**Passage to read:**
--------------------------------------------------

On a larger scale it does appear that the markets are getting closer to generating an ultimate high of the markets. I have discussed many times in the past that there has been very little fundamentals that could generate prices above the 2121 level. This is why we’ve seen a continuation of failures time after time at this level. The VPM database responded to the decline showing a net selling of 1350 symbols which pushed the bullish percent back to the 30% level.

I’ve been discussing for several months on the Market Thunder broadcast that I saw a high coming sometime soon, and possibly in July. This outside reversal may be the trigger point. This suggests that this week is one of more critical weeks that we’ve seen over the past five months since this is the first true outside reversal to occur at these levels. In the past the pattern that has unfolded has been a reversal down but not an outside reversal which has a larger technical connotation to it.

With this being the final week in the month of July, if we close below the 2064.75 this would confirm that a minor top is in place and we would begin a decline toward the 1993/1975 levels with a longer-term expectation of moving down to 1755.

I will go through these patterns and expectations in detail on the Market Thunder show today. This is one of the most significant events that I’ve seen since November 2007 at the last major high.

--------------------------------------------------

**Set exercise 1:** Quote the market commentary above in full, word for word.
The market commentary has no connection to the records.

--------------------------------------------------

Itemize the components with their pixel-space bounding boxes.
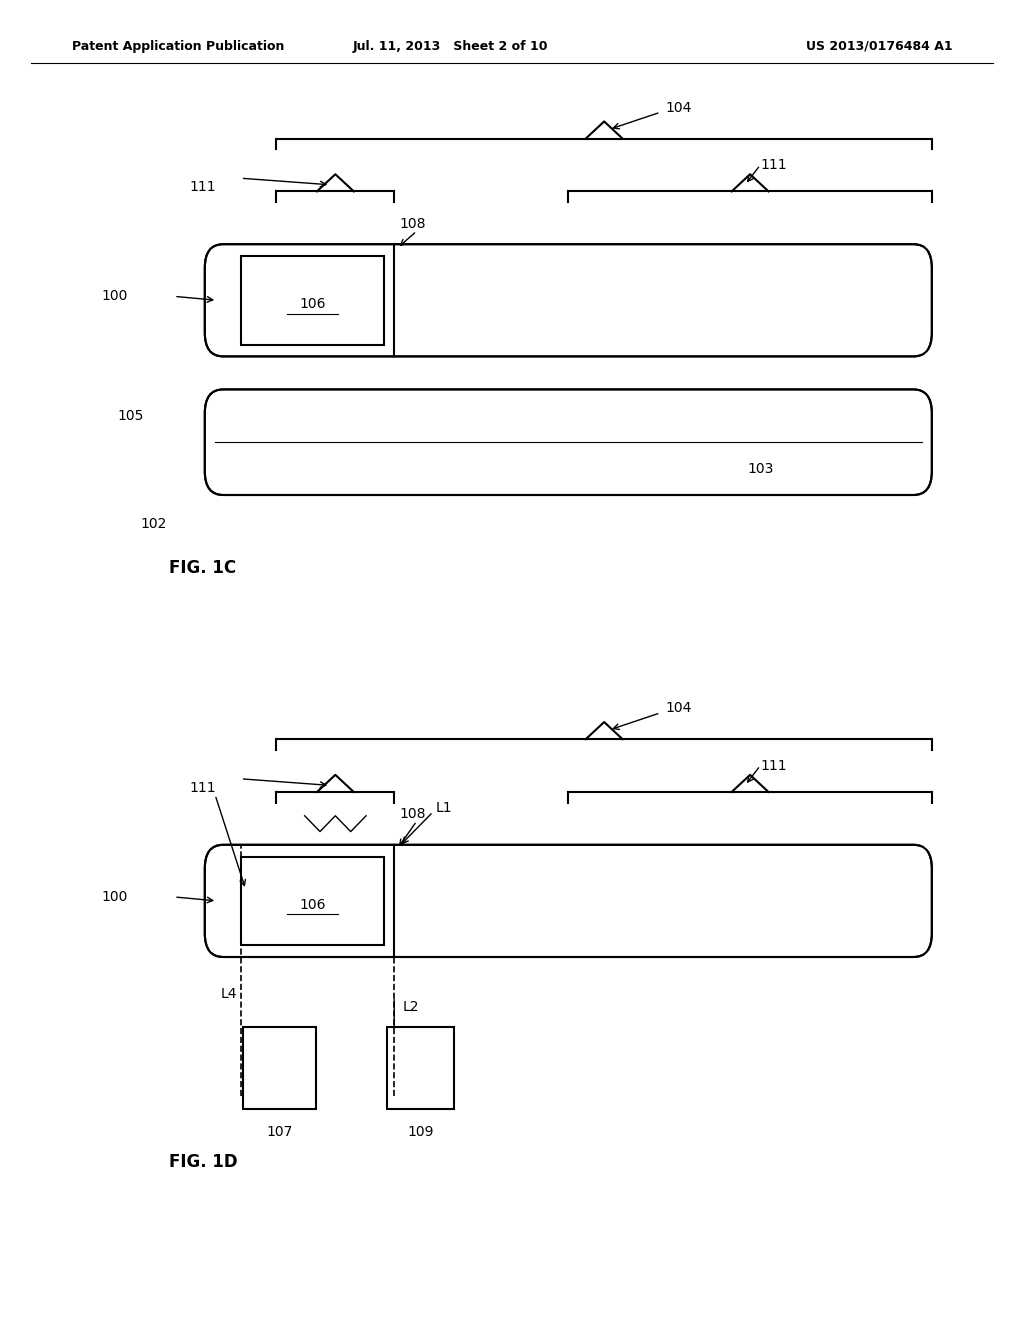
Bar — [241, 857, 384, 945]
Text: 103: 103 — [748, 462, 774, 475]
Bar — [384, 249, 394, 351]
Text: 105: 105 — [117, 409, 143, 422]
Text: FIG. 1C: FIG. 1C — [169, 558, 237, 577]
Bar — [241, 256, 384, 345]
Text: 111: 111 — [189, 181, 216, 194]
Text: 100: 100 — [101, 289, 128, 304]
Text: 104: 104 — [666, 701, 692, 715]
Text: 106: 106 — [299, 297, 326, 312]
FancyBboxPatch shape — [205, 845, 932, 957]
Text: Patent Application Publication: Patent Application Publication — [72, 40, 284, 53]
Bar — [210, 396, 927, 445]
Text: 104: 104 — [666, 100, 692, 115]
Text: 108: 108 — [399, 216, 426, 231]
Text: 107: 107 — [266, 1125, 293, 1139]
Text: L2: L2 — [402, 1001, 419, 1014]
Text: 102: 102 — [140, 517, 167, 531]
Text: FIG. 1D: FIG. 1D — [169, 1152, 238, 1171]
Text: L4: L4 — [221, 987, 238, 1001]
Bar — [210, 249, 241, 351]
Bar — [243, 1027, 316, 1109]
Text: 111: 111 — [189, 781, 216, 795]
Text: US 2013/0176484 A1: US 2013/0176484 A1 — [806, 40, 952, 53]
Bar — [387, 1027, 454, 1109]
Bar — [394, 247, 927, 354]
Text: 111: 111 — [760, 158, 787, 172]
Text: L3: L3 — [402, 1030, 419, 1043]
Text: 111: 111 — [760, 759, 787, 772]
Text: Jul. 11, 2013   Sheet 2 of 10: Jul. 11, 2013 Sheet 2 of 10 — [353, 40, 548, 53]
Text: 109: 109 — [408, 1125, 433, 1139]
Text: 108: 108 — [399, 807, 426, 821]
Bar — [384, 850, 394, 952]
Text: L1: L1 — [435, 801, 452, 814]
Text: 106: 106 — [299, 898, 326, 912]
Text: 100: 100 — [101, 890, 128, 904]
Bar — [210, 850, 241, 952]
Bar — [394, 847, 927, 954]
FancyBboxPatch shape — [205, 389, 932, 495]
FancyBboxPatch shape — [205, 244, 932, 356]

--------------------------------------------------

**Set exercise 2:** Print the lines of the records starting at the line that contains "Bar — [241, 857, 384, 945]" and ending at the line that contains "FancyBboxPatch shape — [205, 389, 932, 495]", with both of those lines included and nothing altered.

**Exercise result 1:**
On a larger scale it does appear that the markets are getting closer to generating an ultimate high of the markets. I have discussed many times in the past that there has been very little fundamentals that could generate prices above the 2121 level. This is why we’ve seen a continuation of failures time after time at this level. The VPM database responded to the decline showing a net selling of 1350 symbols which pushed the bullish percent back to the 30% level.

I’ve been discussing for several months on the Market Thunder broadcast that I saw a high coming sometime soon, and possibly in July. This outside reversal may be the trigger point. This suggests that this week is one of more critical weeks that we’ve seen over the past five months since this is the first true outside reversal to occur at these levels. In the past the pattern that has unfolded has been a reversal down but not an outside reversal which has a larger technical connotation to it.

With this being the final week in the month of July, if we close below the 2064.75 this would confirm that a minor top is in place and we would begin a decline toward the 1993/1975 levels with a longer-term expectation of moving down to 1755.

I will go through these patterns and expectations in detail on the Market Thunder show today. This is one of the most significant events that I’ve seen since November 2007 at the last major high.

**Exercise result 2:**
Bar — [241, 857, 384, 945]
Text: 103: 103 — [748, 462, 774, 475]
Bar — [384, 249, 394, 351]
Text: 105: 105 — [117, 409, 143, 422]
Text: FIG. 1C: FIG. 1C — [169, 558, 237, 577]
Bar — [241, 256, 384, 345]
Text: 111: 111 — [189, 181, 216, 194]
Text: 100: 100 — [101, 289, 128, 304]
Text: 104: 104 — [666, 701, 692, 715]
Text: 106: 106 — [299, 297, 326, 312]
FancyBboxPatch shape — [205, 845, 932, 957]
Text: Patent Application Publication: Patent Application Publication — [72, 40, 284, 53]
Bar — [210, 396, 927, 445]
Text: 104: 104 — [666, 100, 692, 115]
Text: 108: 108 — [399, 216, 426, 231]
Text: 107: 107 — [266, 1125, 293, 1139]
Text: L2: L2 — [402, 1001, 419, 1014]
Text: 102: 102 — [140, 517, 167, 531]
Text: FIG. 1D: FIG. 1D — [169, 1152, 238, 1171]
Text: L4: L4 — [221, 987, 238, 1001]
Bar — [210, 249, 241, 351]
Bar — [243, 1027, 316, 1109]
Text: 111: 111 — [189, 781, 216, 795]
Text: US 2013/0176484 A1: US 2013/0176484 A1 — [806, 40, 952, 53]
Bar — [387, 1027, 454, 1109]
Bar — [394, 247, 927, 354]
Text: 111: 111 — [760, 158, 787, 172]
Text: L3: L3 — [402, 1030, 419, 1043]
Text: 111: 111 — [760, 759, 787, 772]
Text: Jul. 11, 2013   Sheet 2 of 10: Jul. 11, 2013 Sheet 2 of 10 — [353, 40, 548, 53]
Text: 109: 109 — [408, 1125, 433, 1139]
Text: 108: 108 — [399, 807, 426, 821]
Bar — [384, 850, 394, 952]
Text: L1: L1 — [435, 801, 452, 814]
Text: 106: 106 — [299, 898, 326, 912]
Text: 100: 100 — [101, 890, 128, 904]
Bar — [210, 850, 241, 952]
Bar — [394, 847, 927, 954]
FancyBboxPatch shape — [205, 389, 932, 495]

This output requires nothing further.